> CONSIGNE 1
Traduisez en anglais cette phrase du texte sur les mots de l’amour : « L’amitié implique une bienveillance réciproque (au sens premier du mot : veiller au bien d’autrui). »
> CONSIGNE 2
Relevez tout ce que le texte sur les mots de l’amour place entre parenthèses.
> CONSIGNE 3
Poursuivez le texte sur les mots de l’amour à partir de sa dernière phrase.

> EXTRAIT DU TEXTE
Les mots de l’amour

Trois mots grecs pour nommer l’amour :

  • la philia (φιλία ) renvoie à l’amour d’amitié. Il implique une forme d’alliance durable entre deux personnes qui se sont librement choisies pour ce qu’elles sont davantage que parce qu’elles y trouvaient un intérêt. L’amitié implique une bienveillance réciproque (au sens premier du mot : veiller au bien d’autrui). L’amitié n’est pas exclusivement désintéressée, mais pas plus exclusivement intéressée.
  • l’eros (ερως) renvoie souvent à l’amour sexuel. Plus généralement il renvoie au désir intéressé, à la pulsion de possession. Sous la domination de l’eros, l’individu cherche avant tout une satisfaction personnelle. On peut, avec Freud, l’inventeur de la psychanalyse, l’associer à la libido. Chez les Grecs anciens, l’eros est également dépossession de soi, ivresse.

> LISTE DES DONNÉES
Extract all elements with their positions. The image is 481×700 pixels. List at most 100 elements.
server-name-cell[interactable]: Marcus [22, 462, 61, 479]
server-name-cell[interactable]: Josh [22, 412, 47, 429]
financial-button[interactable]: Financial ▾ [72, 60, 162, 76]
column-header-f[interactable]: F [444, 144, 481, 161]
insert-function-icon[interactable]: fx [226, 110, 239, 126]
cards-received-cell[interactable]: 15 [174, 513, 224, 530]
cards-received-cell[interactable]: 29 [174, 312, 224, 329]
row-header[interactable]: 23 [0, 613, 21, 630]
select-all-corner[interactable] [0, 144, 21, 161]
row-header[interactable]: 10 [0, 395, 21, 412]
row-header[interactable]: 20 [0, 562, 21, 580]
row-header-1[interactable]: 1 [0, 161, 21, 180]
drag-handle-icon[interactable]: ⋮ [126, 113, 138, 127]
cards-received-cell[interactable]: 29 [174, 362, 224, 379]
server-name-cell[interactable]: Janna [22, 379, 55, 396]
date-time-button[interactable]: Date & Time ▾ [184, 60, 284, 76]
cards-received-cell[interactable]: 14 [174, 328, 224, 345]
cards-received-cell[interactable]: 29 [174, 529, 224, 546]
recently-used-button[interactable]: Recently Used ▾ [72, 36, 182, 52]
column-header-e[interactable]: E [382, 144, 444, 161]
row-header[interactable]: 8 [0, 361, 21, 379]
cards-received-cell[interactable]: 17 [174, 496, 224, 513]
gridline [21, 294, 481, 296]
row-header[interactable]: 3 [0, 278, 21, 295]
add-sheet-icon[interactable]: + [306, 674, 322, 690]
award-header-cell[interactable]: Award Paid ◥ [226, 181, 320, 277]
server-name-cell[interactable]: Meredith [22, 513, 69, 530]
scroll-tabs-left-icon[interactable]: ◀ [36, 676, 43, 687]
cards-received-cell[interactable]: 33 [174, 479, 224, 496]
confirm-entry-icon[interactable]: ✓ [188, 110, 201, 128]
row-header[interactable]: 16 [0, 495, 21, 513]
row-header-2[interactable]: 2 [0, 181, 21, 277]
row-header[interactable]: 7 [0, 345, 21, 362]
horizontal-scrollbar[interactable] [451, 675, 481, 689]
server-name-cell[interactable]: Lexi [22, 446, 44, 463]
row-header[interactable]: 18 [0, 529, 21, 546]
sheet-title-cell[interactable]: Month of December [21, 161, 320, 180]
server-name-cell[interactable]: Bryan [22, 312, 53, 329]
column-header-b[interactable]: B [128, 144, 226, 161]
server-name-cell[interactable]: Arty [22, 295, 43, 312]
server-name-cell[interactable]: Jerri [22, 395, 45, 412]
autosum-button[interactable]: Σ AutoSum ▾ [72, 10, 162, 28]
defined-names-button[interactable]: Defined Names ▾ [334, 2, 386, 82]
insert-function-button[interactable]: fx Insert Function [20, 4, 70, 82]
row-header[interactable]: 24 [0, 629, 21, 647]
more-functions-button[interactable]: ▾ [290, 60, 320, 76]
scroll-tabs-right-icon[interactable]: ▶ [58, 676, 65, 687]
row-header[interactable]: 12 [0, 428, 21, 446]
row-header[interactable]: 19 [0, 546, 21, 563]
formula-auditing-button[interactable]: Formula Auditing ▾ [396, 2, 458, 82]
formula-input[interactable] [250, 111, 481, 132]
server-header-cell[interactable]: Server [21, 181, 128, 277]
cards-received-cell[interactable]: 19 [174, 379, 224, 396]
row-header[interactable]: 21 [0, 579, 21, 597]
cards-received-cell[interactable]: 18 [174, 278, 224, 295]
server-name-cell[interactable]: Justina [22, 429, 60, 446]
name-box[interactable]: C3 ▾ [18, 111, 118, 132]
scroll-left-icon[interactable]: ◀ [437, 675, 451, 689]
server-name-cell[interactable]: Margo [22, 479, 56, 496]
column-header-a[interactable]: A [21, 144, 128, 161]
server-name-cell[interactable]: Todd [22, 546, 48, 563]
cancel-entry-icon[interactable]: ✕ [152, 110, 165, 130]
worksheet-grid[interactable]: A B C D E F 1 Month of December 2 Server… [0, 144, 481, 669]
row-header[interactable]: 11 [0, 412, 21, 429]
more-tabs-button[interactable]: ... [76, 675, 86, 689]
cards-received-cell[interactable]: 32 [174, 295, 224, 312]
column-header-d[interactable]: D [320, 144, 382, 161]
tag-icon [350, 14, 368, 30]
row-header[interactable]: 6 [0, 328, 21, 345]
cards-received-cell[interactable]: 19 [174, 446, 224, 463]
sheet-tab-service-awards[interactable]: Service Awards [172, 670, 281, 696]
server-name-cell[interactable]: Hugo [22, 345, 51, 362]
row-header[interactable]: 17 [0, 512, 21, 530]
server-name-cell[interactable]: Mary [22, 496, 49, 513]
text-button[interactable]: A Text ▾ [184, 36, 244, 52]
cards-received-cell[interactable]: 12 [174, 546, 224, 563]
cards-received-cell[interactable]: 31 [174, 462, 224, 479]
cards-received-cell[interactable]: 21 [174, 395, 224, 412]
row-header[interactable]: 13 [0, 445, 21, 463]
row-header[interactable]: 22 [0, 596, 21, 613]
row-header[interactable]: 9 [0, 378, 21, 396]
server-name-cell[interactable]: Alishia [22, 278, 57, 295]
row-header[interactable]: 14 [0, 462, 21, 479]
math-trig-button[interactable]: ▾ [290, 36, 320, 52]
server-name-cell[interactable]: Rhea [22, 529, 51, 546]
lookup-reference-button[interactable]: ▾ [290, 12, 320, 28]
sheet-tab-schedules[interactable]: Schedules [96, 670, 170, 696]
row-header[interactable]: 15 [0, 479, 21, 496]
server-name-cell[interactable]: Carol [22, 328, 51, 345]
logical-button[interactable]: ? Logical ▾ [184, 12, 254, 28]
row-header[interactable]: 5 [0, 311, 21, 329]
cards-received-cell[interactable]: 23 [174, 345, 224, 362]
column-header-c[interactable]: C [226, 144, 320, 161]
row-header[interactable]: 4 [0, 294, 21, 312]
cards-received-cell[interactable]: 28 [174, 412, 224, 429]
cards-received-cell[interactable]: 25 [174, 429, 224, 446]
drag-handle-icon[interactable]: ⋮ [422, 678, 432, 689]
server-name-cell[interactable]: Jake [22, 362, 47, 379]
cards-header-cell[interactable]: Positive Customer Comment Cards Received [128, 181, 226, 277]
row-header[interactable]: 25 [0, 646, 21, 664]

> RÉSULTAT 1
Friendship implies mutual benevolence (in the original sense of the word: watching over the good of others).

> RÉSULTAT 2
- φιλία
- au sens premier du mot : veiller au bien d’autrui
- ερως

> RÉSULTAT 3
  • l’agapè (ἀγάπη) renvoie à l’amour désintéressé, à l’amour de sacrifice, à l’amour-charité (latin caritas). Seul compte l’autre sans attente égocentrée. C’est le mot qui est employé dans la première lettre attribuée à l’apôtre saint Jean quand il identifie Dieu : « Dieu est amour » (Theos Agapè estin ; θεὸς ἀγάπη ἐστίν ; Deus caritas est). L’agapè est un amour oblatif (qui pousse à s’offrir, à se donner, à se sacrifier).

Première épître de saint Jean (4, 8)

μὴ ἀγαπῶν οὐκ ἔγνω τὸν θεόν: ὅτι ὁ θεὸς ἀγάπη ἐστίν
mè agapôn ouk égnô to’n Théon : oti o Théo’s agapè éstin
Celui qui n’aime pas, n’a pas connu Dieu ; car Dieu est amour.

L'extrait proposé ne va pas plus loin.